_Short exercise_
Beneath this sentence is a set of records; write each of them out exactly.
--- START Data listing ---
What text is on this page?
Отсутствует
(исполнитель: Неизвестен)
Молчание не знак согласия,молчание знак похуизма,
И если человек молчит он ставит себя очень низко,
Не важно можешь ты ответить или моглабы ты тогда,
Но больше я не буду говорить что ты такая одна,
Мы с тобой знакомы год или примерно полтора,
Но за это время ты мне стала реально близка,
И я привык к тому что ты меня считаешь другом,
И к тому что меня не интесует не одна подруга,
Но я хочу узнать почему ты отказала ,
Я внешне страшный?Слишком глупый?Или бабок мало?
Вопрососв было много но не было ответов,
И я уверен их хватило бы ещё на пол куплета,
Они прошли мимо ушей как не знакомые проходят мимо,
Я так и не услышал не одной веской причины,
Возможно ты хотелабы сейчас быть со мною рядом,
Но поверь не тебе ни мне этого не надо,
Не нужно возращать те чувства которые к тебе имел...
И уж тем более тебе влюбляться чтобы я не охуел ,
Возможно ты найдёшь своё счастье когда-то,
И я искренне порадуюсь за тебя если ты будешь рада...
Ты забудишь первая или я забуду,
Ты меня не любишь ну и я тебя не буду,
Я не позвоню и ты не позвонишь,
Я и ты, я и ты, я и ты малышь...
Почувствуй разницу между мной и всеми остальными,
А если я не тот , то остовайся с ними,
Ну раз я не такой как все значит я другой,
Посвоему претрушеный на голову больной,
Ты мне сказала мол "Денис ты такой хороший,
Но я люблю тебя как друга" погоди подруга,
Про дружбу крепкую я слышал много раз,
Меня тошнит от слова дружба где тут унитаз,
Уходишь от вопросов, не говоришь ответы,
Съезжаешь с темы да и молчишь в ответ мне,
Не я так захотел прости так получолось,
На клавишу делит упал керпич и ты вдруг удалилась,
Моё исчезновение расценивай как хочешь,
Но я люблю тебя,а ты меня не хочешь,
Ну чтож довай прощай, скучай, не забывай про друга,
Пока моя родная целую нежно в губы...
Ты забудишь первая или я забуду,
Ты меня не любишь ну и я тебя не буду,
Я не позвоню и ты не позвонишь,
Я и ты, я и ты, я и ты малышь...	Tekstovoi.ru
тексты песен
--- END Data listing ---
_Worked solution_
What text is on this page?
Отсутствует
(исполнитель: Неизвестен)
Молчание не знак согласия,молчание знак похуизма,
И если человек молчит он ставит себя очень низко,
Не важно можешь ты ответить или моглабы ты тогда,
Но больше я не буду говорить что ты такая одна,
Мы с тобой знакомы год или примерно полтора,
Но за это время ты мне стала реально близка,
И я привык к тому что ты меня считаешь другом,
И к тому что меня не интесует не одна подруга,
Но я хочу узнать почему ты отказала ,
Я внешне страшный?Слишком глупый?Или бабок мало?
Вопрососв было много но не было ответов,
И я уверен их хватило бы ещё на пол куплета,
Они прошли мимо ушей как не знакомые проходят мимо,
Я так и не услышал не одной веской причины,
Возможно ты хотелабы сейчас быть со мною рядом,
Но поверь не тебе ни мне этого не надо,
Не нужно возращать те чувства которые к тебе имел...
И уж тем более тебе влюбляться чтобы я не охуел ,
Возможно ты найдёшь своё счастье когда-то,
И я искренне порадуюсь за тебя если ты будешь рада...
Ты забудишь первая или я забуду,
Ты меня не любишь ну и я тебя не буду,
Я не позвоню и ты не позвонишь,
Я и ты, я и ты, я и ты малышь...
Почувствуй разницу между мной и всеми остальными,
А если я не тот , то остовайся с ними,
Ну раз я не такой как все значит я другой,
Посвоему претрушеный на голову больной,
Ты мне сказала мол "Денис ты такой хороший,
Но я люблю тебя как друга" погоди подруга,
Про дружбу крепкую я слышал много раз,
Меня тошнит от слова дружба где тут унитаз,
Уходишь от вопросов, не говоришь ответы,
Съезжаешь с темы да и молчишь в ответ мне,
Не я так захотел прости так получолось,
На клавишу делит упал керпич и ты вдруг удалилась,
Моё исчезновение расценивай как хочешь,
Но я люблю тебя,а ты меня не хочешь,
Ну чтож довай прощай, скучай, не забывай про друга,
Пока моя родная целую нежно в губы...
Ты забудишь первая или я забуду,
Ты меня не любишь ну и я тебя не буду,
Я не позвоню и ты не позвонишь,
Я и ты, я и ты, я и ты малышь...	Tekstovoi.ru
тексты песен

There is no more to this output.